(Stored data)
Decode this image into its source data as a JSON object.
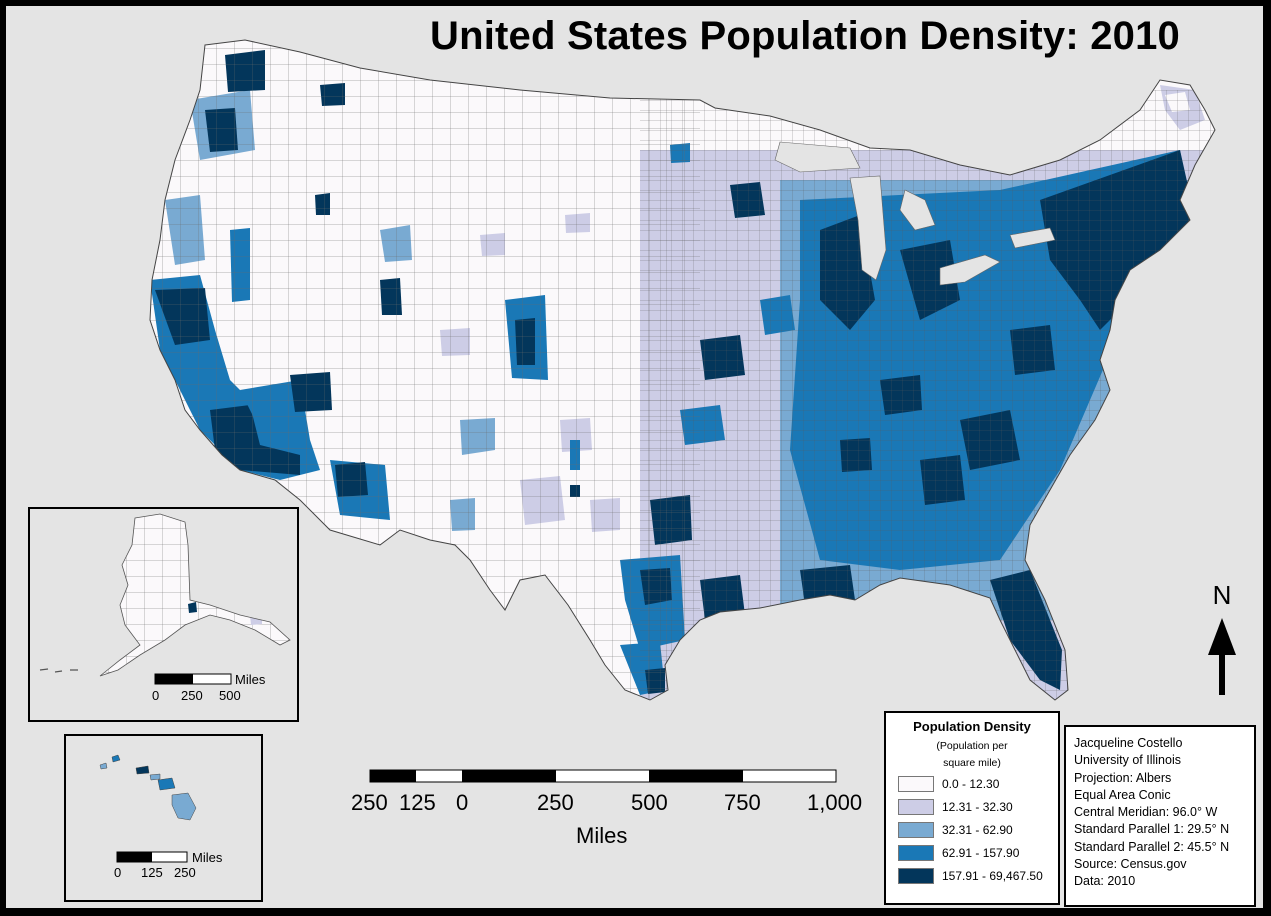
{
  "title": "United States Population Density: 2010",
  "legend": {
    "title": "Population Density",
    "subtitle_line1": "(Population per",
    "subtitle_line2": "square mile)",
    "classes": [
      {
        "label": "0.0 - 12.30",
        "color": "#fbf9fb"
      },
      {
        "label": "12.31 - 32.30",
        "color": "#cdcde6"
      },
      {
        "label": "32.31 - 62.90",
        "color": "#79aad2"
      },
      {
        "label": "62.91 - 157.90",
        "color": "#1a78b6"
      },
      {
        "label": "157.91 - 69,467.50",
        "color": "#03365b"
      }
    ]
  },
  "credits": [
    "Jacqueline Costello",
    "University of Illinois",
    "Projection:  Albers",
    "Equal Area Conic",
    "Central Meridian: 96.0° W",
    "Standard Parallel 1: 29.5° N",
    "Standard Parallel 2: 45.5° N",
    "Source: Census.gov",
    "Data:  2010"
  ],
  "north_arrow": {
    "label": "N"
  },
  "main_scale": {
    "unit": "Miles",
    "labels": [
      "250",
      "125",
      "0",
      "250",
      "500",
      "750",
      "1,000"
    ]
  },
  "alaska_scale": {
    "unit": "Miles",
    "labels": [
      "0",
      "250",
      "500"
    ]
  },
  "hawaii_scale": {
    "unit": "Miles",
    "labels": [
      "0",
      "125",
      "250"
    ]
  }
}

*WHAT IS REQUIRED:* Write out the material above once more, exactly as it reads, with no pictures.

*FULL OUTPUT:*
Decode this image into its source data as a JSON object.
{
  "title": "United States Population Density: 2010",
  "legend": {
    "title": "Population Density",
    "subtitle_line1": "(Population per",
    "subtitle_line2": "square mile)",
    "classes": [
      {
        "label": "0.0 - 12.30",
        "color": "#fbf9fb"
      },
      {
        "label": "12.31 - 32.30",
        "color": "#cdcde6"
      },
      {
        "label": "32.31 - 62.90",
        "color": "#79aad2"
      },
      {
        "label": "62.91 - 157.90",
        "color": "#1a78b6"
      },
      {
        "label": "157.91 - 69,467.50",
        "color": "#03365b"
      }
    ]
  },
  "credits": [
    "Jacqueline Costello",
    "University of Illinois",
    "Projection:  Albers",
    "Equal Area Conic",
    "Central Meridian: 96.0° W",
    "Standard Parallel 1: 29.5° N",
    "Standard Parallel 2: 45.5° N",
    "Source: Census.gov",
    "Data:  2010"
  ],
  "north_arrow": {
    "label": "N"
  },
  "main_scale": {
    "unit": "Miles",
    "labels": [
      "250",
      "125",
      "0",
      "250",
      "500",
      "750",
      "1,000"
    ]
  },
  "alaska_scale": {
    "unit": "Miles",
    "labels": [
      "0",
      "250",
      "500"
    ]
  },
  "hawaii_scale": {
    "unit": "Miles",
    "labels": [
      "0",
      "125",
      "250"
    ]
  }
}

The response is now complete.